= YOUR OBJECTIVE =
Copy each line in the data that includes the word "Personalisierung".

Collected data
○ ○ ○ ○
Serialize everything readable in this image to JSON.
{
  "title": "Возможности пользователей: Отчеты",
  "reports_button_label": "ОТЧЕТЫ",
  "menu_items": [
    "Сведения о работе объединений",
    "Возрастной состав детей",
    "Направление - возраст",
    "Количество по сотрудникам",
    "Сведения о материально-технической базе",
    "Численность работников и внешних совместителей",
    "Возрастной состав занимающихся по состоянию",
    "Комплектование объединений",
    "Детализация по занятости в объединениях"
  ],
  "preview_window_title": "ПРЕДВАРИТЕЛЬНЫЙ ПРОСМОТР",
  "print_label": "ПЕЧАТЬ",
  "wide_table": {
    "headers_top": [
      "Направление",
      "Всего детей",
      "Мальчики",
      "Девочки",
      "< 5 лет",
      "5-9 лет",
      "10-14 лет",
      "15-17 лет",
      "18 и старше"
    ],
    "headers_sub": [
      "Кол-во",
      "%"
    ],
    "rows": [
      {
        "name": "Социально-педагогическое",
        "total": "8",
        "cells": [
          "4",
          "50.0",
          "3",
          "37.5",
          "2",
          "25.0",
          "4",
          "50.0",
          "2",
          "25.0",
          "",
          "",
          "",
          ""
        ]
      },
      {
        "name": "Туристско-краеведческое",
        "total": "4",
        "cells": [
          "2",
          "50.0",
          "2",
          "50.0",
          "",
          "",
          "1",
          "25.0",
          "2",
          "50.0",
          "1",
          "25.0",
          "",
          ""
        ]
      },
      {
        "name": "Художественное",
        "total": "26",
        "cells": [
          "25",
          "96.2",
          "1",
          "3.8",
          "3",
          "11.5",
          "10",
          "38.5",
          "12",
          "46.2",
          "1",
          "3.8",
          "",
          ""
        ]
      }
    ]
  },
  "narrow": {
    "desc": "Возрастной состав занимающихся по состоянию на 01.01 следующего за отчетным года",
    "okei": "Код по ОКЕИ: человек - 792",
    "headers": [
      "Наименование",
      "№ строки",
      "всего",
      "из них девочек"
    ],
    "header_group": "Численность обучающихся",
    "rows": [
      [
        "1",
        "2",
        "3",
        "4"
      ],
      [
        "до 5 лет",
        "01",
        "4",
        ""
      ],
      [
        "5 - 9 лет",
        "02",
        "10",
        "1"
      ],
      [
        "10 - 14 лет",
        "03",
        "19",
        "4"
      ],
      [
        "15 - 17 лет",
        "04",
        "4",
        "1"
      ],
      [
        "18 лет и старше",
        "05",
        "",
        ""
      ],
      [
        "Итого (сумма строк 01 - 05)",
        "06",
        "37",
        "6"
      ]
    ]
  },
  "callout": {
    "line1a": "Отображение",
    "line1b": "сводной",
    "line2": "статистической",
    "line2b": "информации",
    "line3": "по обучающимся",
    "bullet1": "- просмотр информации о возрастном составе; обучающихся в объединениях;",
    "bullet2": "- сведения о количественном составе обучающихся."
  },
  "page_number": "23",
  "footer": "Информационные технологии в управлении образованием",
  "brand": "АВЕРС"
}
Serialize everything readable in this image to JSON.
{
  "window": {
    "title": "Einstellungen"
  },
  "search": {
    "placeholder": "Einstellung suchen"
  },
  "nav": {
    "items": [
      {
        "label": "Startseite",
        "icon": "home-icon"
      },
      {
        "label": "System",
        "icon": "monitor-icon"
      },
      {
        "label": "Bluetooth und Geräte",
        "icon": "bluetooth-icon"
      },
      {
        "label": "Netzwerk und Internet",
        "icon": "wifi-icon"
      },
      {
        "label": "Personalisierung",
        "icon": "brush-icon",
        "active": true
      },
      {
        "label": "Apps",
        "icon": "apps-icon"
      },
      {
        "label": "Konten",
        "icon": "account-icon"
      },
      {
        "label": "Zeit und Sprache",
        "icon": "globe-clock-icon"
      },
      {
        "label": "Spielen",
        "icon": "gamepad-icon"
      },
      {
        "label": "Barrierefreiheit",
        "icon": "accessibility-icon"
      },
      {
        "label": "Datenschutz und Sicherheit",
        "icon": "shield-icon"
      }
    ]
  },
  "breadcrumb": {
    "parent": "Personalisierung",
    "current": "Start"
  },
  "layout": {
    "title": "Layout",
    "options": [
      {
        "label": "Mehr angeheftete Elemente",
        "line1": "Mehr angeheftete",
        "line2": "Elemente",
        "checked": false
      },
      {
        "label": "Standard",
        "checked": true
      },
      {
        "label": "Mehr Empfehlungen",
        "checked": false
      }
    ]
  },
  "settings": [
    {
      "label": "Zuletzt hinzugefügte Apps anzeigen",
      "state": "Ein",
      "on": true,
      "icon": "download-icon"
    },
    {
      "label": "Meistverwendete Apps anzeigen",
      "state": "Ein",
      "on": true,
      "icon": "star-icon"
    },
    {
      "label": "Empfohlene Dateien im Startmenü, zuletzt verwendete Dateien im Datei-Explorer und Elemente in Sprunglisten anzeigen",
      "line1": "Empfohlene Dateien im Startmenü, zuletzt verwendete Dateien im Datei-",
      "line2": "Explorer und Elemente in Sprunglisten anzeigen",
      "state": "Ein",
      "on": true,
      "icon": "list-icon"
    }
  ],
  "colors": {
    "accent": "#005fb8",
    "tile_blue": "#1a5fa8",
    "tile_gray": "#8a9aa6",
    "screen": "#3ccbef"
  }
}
○ ○ ○ ○
= RESULT FOR THIS TASK =
        "label": "Personalisierung",
    "parent": "Personalisierung",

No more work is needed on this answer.